--- START OF RECORDS SUPPLIED ---

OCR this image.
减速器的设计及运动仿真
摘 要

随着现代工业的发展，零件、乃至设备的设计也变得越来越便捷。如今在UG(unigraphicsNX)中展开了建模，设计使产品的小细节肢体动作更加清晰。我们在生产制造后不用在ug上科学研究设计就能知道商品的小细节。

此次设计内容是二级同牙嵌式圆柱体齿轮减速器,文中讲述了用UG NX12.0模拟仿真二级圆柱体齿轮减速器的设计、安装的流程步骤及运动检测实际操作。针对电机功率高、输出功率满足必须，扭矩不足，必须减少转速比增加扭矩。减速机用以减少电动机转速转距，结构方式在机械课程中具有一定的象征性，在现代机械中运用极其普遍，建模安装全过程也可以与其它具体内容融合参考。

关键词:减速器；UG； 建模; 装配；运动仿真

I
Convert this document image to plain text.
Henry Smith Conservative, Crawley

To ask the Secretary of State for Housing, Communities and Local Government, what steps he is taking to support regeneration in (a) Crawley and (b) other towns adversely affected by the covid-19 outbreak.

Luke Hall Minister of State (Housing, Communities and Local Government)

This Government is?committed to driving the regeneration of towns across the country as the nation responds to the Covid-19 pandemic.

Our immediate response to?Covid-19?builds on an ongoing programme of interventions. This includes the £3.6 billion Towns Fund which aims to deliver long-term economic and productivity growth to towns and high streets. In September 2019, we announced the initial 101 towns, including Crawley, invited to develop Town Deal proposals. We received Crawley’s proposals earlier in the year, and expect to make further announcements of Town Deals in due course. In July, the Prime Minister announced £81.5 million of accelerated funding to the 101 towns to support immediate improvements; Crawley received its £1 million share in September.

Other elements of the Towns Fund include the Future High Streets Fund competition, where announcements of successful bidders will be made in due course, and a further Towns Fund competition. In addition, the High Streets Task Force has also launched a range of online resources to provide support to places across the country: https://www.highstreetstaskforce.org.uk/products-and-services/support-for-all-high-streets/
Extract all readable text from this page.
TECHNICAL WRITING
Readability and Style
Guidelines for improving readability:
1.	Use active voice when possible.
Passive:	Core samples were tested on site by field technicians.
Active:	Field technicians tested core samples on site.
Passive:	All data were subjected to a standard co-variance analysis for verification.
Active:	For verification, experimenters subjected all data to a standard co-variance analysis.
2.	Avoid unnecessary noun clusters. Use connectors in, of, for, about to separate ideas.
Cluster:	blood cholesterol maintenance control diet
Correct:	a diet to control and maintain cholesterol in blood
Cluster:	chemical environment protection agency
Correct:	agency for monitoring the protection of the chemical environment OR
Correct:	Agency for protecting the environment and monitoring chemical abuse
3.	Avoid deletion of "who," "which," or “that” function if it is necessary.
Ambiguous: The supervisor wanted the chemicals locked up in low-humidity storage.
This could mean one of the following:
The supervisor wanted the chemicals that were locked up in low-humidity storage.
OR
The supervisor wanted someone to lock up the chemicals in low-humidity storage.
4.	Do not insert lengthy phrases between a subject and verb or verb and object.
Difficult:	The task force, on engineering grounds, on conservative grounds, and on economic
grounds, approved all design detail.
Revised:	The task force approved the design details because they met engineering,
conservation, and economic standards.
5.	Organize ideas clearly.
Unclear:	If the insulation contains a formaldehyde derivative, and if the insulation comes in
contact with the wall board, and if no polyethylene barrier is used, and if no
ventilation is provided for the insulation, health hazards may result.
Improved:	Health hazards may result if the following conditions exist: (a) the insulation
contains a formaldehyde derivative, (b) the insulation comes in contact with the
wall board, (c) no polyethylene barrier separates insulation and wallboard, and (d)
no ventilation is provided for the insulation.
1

--- END OF RECORDS SUPPLIED ---

Extract from the material all lines containing the string "provided".

→ SOLUTION FOR THIS PROBLEM:
ventilation is provided for the insulation, health hazards may result.
no ventilation is provided for the insulation.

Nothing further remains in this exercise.